**Records provided:**
☆ ☆ ☆

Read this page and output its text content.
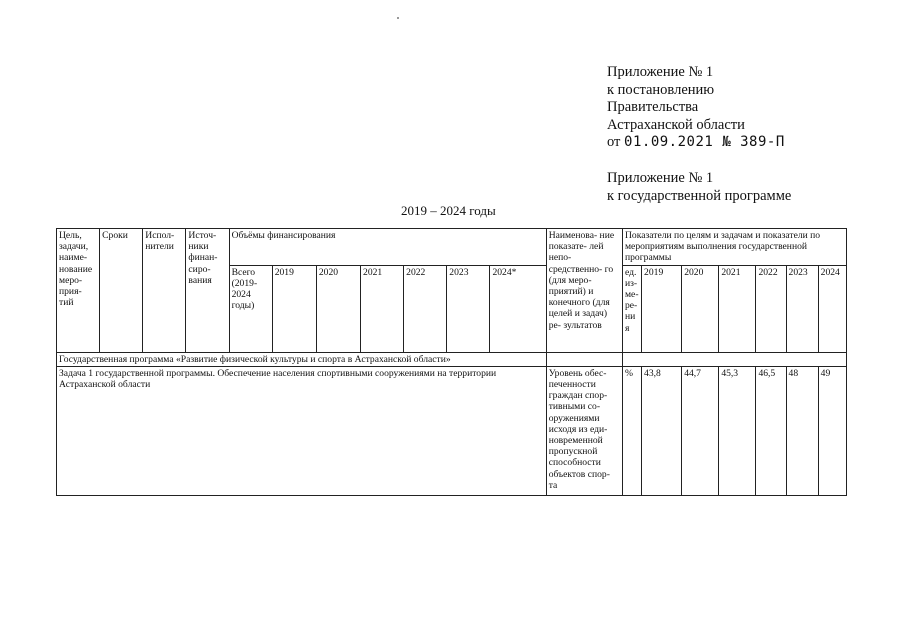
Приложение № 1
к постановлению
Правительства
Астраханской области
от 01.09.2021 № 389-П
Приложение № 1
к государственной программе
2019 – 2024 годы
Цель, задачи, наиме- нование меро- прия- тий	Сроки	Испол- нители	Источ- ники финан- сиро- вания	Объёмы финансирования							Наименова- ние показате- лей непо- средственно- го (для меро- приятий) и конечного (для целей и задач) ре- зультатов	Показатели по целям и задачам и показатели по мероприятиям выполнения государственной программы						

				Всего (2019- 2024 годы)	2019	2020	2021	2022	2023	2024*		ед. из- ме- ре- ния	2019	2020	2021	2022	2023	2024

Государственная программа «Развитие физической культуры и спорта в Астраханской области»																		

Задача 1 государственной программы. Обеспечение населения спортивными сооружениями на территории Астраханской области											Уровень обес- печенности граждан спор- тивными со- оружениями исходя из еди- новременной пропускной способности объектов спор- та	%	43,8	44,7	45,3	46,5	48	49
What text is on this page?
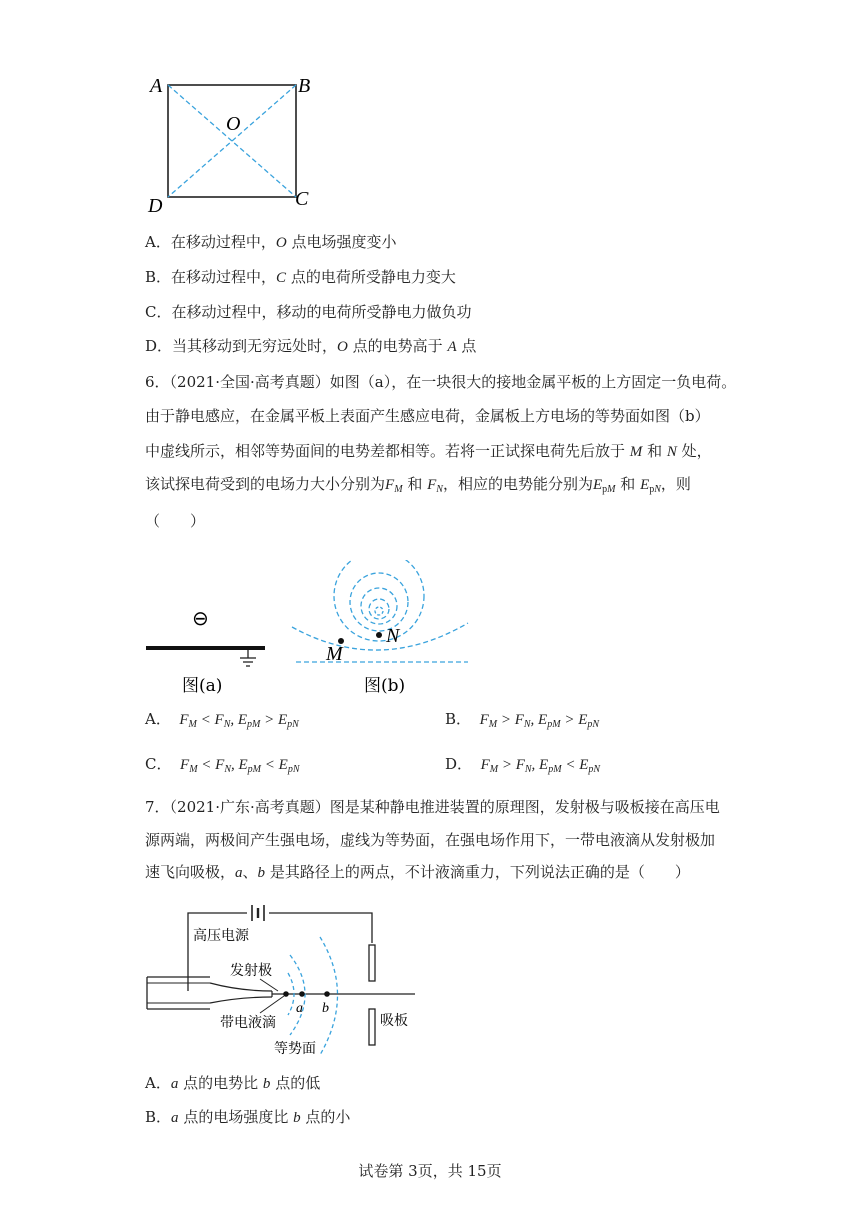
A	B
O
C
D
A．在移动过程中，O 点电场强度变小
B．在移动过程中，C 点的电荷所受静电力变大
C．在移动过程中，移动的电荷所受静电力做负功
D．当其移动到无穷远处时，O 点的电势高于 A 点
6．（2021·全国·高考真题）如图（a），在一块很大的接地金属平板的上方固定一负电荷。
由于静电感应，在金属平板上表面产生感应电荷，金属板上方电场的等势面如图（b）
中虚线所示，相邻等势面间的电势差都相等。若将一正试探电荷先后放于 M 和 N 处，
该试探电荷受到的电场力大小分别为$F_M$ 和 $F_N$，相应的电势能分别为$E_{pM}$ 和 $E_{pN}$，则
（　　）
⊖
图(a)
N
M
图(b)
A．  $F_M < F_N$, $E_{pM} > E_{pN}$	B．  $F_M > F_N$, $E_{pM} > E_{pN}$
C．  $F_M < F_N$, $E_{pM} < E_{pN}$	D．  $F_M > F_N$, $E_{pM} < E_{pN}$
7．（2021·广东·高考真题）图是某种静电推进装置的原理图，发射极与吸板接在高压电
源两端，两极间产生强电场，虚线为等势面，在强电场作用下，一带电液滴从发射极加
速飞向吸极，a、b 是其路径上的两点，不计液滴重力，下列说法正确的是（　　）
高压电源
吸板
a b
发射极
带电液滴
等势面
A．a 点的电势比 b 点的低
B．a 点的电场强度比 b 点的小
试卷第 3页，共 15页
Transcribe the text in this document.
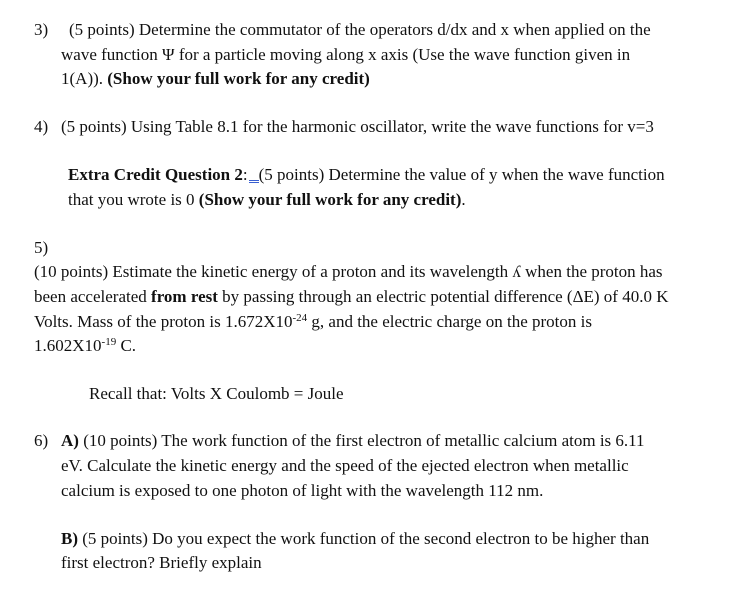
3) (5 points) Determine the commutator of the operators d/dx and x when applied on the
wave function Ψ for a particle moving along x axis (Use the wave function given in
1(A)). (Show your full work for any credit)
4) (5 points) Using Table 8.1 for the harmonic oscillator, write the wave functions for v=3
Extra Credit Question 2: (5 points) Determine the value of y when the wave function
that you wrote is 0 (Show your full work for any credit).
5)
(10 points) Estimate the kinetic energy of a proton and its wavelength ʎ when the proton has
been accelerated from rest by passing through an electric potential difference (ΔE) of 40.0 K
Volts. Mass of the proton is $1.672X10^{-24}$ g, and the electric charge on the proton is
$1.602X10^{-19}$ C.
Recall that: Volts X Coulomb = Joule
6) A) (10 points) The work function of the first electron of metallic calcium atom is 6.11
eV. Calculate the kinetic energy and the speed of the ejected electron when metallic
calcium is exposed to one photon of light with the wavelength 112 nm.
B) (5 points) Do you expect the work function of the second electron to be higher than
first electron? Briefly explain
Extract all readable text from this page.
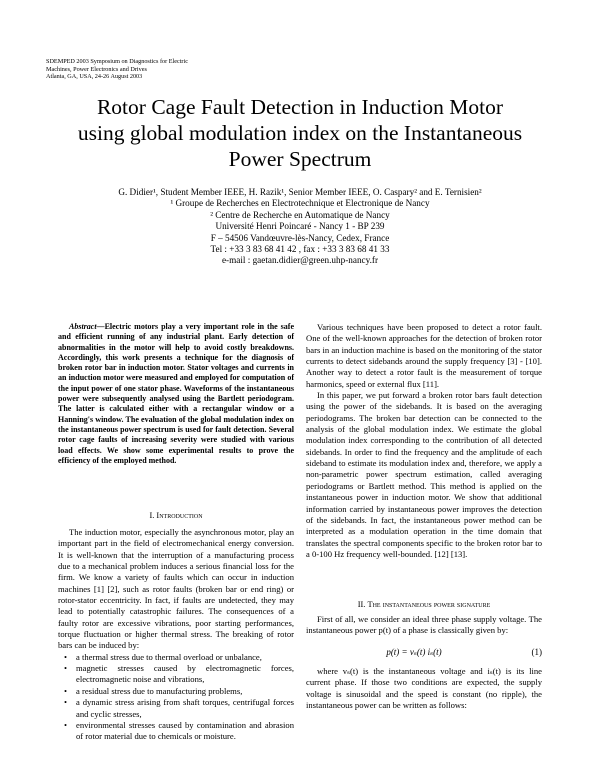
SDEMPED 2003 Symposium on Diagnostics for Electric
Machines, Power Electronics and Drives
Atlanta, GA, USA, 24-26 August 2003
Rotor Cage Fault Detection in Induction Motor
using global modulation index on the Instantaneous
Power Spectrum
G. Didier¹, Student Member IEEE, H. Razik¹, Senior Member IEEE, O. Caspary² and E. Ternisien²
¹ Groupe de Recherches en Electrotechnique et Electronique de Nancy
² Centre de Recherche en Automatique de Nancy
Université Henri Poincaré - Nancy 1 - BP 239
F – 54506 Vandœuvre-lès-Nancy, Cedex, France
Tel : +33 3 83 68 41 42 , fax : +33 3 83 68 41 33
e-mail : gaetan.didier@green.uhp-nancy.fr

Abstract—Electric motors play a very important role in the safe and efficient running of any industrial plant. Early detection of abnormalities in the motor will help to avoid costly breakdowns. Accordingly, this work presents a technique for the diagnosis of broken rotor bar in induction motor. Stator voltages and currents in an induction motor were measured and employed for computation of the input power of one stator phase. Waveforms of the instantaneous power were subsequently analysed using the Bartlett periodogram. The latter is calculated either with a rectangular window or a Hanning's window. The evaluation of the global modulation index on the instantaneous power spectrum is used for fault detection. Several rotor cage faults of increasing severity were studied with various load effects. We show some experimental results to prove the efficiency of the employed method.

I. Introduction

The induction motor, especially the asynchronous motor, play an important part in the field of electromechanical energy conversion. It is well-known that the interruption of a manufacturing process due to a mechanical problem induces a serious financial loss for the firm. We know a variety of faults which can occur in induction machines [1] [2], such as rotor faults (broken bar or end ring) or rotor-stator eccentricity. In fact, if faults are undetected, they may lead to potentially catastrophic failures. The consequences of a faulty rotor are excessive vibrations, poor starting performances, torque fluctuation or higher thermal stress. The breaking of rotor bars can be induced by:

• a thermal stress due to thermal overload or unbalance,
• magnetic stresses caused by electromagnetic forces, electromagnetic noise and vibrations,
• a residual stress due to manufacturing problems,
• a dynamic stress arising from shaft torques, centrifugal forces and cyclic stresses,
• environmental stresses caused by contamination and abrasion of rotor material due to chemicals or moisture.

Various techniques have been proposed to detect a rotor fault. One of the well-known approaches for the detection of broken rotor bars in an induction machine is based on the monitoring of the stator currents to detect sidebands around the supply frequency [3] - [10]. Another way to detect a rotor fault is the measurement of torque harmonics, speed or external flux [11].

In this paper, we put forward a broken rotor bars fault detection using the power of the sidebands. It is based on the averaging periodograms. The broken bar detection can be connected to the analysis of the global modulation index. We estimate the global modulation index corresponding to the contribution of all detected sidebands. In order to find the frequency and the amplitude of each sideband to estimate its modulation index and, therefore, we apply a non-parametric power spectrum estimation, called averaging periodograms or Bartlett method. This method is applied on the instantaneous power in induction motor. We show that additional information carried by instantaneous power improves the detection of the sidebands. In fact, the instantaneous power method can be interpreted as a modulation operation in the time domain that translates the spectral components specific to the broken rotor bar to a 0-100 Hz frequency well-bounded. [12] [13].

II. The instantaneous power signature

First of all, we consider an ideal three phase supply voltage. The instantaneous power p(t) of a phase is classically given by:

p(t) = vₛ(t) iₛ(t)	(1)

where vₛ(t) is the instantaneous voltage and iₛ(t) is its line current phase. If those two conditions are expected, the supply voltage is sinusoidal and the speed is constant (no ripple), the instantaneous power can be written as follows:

☆ ☆ ☆

**Short exercise:** Reproduce each record from above exactly; pictures do not belong in the copy.

**Output for this exercise:**
Read this page and output its text content.
Приложение № 1
к постановлению
Правительства
Астраханской области
от 01.09.2021 № 389-П
Приложение № 1
к государственной программе
2019 – 2024 годы
Цель, задачи, наиме- нование меро- прия- тий	Сроки	Испол- нители	Источ- ники финан- сиро- вания	Объёмы финансирования							Наименова- ние показате- лей непо- средственно- го (для меро- приятий) и конечного (для целей и задач) ре- зультатов	Показатели по целям и задачам и показатели по мероприятиям выполнения государственной программы						

				Всего (2019- 2024 годы)	2019	2020	2021	2022	2023	2024*		ед. из- ме- ре- ния	2019	2020	2021	2022	2023	2024

Государственная программа «Развитие физической культуры и спорта в Астраханской области»																		

Задача 1 государственной программы. Обеспечение населения спортивными сооружениями на территории Астраханской области											Уровень обес- печенности граждан спор- тивными со- оружениями исходя из еди- новременной пропускной способности объектов спор- та	%	43,8	44,7	45,3	46,5	48	49
What text is on this page?
A	B
O
C
D
A．在移动过程中，O 点电场强度变小
B．在移动过程中，C 点的电荷所受静电力变大
C．在移动过程中，移动的电荷所受静电力做负功
D．当其移动到无穷远处时，O 点的电势高于 A 点
6．（2021·全国·高考真题）如图（a），在一块很大的接地金属平板的上方固定一负电荷。
由于静电感应，在金属平板上表面产生感应电荷，金属板上方电场的等势面如图（b）
中虚线所示，相邻等势面间的电势差都相等。若将一正试探电荷先后放于 M 和 N 处，
该试探电荷受到的电场力大小分别为$F_M$ 和 $F_N$，相应的电势能分别为$E_{pM}$ 和 $E_{pN}$，则
（　　）
⊖
图(a)
N
M
图(b)
A．  $F_M < F_N$, $E_{pM} > E_{pN}$	B．  $F_M > F_N$, $E_{pM} > E_{pN}$
C．  $F_M < F_N$, $E_{pM} < E_{pN}$	D．  $F_M > F_N$, $E_{pM} < E_{pN}$
7．（2021·广东·高考真题）图是某种静电推进装置的原理图，发射极与吸板接在高压电
源两端，两极间产生强电场，虚线为等势面，在强电场作用下，一带电液滴从发射极加
速飞向吸极，a、b 是其路径上的两点，不计液滴重力，下列说法正确的是（　　）
高压电源
吸板
a b
发射极
带电液滴
等势面
A．a 点的电势比 b 点的低
B．a 点的电场强度比 b 点的小
试卷第 3页，共 15页
Transcribe the text in this document.
3) (5 points) Determine the commutator of the operators d/dx and x when applied on the
wave function Ψ for a particle moving along x axis (Use the wave function given in
1(A)). (Show your full work for any credit)
4) (5 points) Using Table 8.1 for the harmonic oscillator, write the wave functions for v=3
Extra Credit Question 2: (5 points) Determine the value of y when the wave function
that you wrote is 0 (Show your full work for any credit).
5)
(10 points) Estimate the kinetic energy of a proton and its wavelength ʎ when the proton has
been accelerated from rest by passing through an electric potential difference (ΔE) of 40.0 K
Volts. Mass of the proton is $1.672X10^{-24}$ g, and the electric charge on the proton is
$1.602X10^{-19}$ C.
Recall that: Volts X Coulomb = Joule
6) A) (10 points) The work function of the first electron of metallic calcium atom is 6.11
eV. Calculate the kinetic energy and the speed of the ejected electron when metallic
calcium is exposed to one photon of light with the wavelength 112 nm.
B) (5 points) Do you expect the work function of the second electron to be higher than
first electron? Briefly explain
Extract all readable text from this page.
SDEMPED 2003 Symposium on Diagnostics for Electric
Machines, Power Electronics and Drives
Atlanta, GA, USA, 24-26 August 2003
Rotor Cage Fault Detection in Induction Motor
using global modulation index on the Instantaneous
Power Spectrum
G. Didier¹, Student Member IEEE, H. Razik¹, Senior Member IEEE, O. Caspary² and E. Ternisien²
¹ Groupe de Recherches en Electrotechnique et Electronique de Nancy
² Centre de Recherche en Automatique de Nancy
Université Henri Poincaré - Nancy 1 - BP 239
F – 54506 Vandœuvre-lès-Nancy, Cedex, France
Tel : +33 3 83 68 41 42 , fax : +33 3 83 68 41 33
e-mail : gaetan.didier@green.uhp-nancy.fr

Abstract—Electric motors play a very important role in the safe and efficient running of any industrial plant. Early detection of abnormalities in the motor will help to avoid costly breakdowns. Accordingly, this work presents a technique for the diagnosis of broken rotor bar in induction motor. Stator voltages and currents in an induction motor were measured and employed for computation of the input power of one stator phase. Waveforms of the instantaneous power were subsequently analysed using the Bartlett periodogram. The latter is calculated either with a rectangular window or a Hanning's window. The evaluation of the global modulation index on the instantaneous power spectrum is used for fault detection. Several rotor cage faults of increasing severity were studied with various load effects. We show some experimental results to prove the efficiency of the employed method.

I. Introduction

The induction motor, especially the asynchronous motor, play an important part in the field of electromechanical energy conversion. It is well-known that the interruption of a manufacturing process due to a mechanical problem induces a serious financial loss for the firm. We know a variety of faults which can occur in induction machines [1] [2], such as rotor faults (broken bar or end ring) or rotor-stator eccentricity. In fact, if faults are undetected, they may lead to potentially catastrophic failures. The consequences of a faulty rotor are excessive vibrations, poor starting performances, torque fluctuation or higher thermal stress. The breaking of rotor bars can be induced by:

• a thermal stress due to thermal overload or unbalance,
• magnetic stresses caused by electromagnetic forces, electromagnetic noise and vibrations,
• a residual stress due to manufacturing problems,
• a dynamic stress arising from shaft torques, centrifugal forces and cyclic stresses,
• environmental stresses caused by contamination and abrasion of rotor material due to chemicals or moisture.

Various techniques have been proposed to detect a rotor fault. One of the well-known approaches for the detection of broken rotor bars in an induction machine is based on the monitoring of the stator currents to detect sidebands around the supply frequency [3] - [10]. Another way to detect a rotor fault is the measurement of torque harmonics, speed or external flux [11].

In this paper, we put forward a broken rotor bars fault detection using the power of the sidebands. It is based on the averaging periodograms. The broken bar detection can be connected to the analysis of the global modulation index. We estimate the global modulation index corresponding to the contribution of all detected sidebands. In order to find the frequency and the amplitude of each sideband to estimate its modulation index and, therefore, we apply a non-parametric power spectrum estimation, called averaging periodograms or Bartlett method. This method is applied on the instantaneous power in induction motor. We show that additional information carried by instantaneous power improves the detection of the sidebands. In fact, the instantaneous power method can be interpreted as a modulation operation in the time domain that translates the spectral components specific to the broken rotor bar to a 0-100 Hz frequency well-bounded. [12] [13].

II. The instantaneous power signature

First of all, we consider an ideal three phase supply voltage. The instantaneous power p(t) of a phase is classically given by:

p(t) = vₛ(t) iₛ(t)	(1)

where vₛ(t) is the instantaneous voltage and iₛ(t) is its line current phase. If those two conditions are expected, the supply voltage is sinusoidal and the speed is constant (no ripple), the instantaneous power can be written as follows:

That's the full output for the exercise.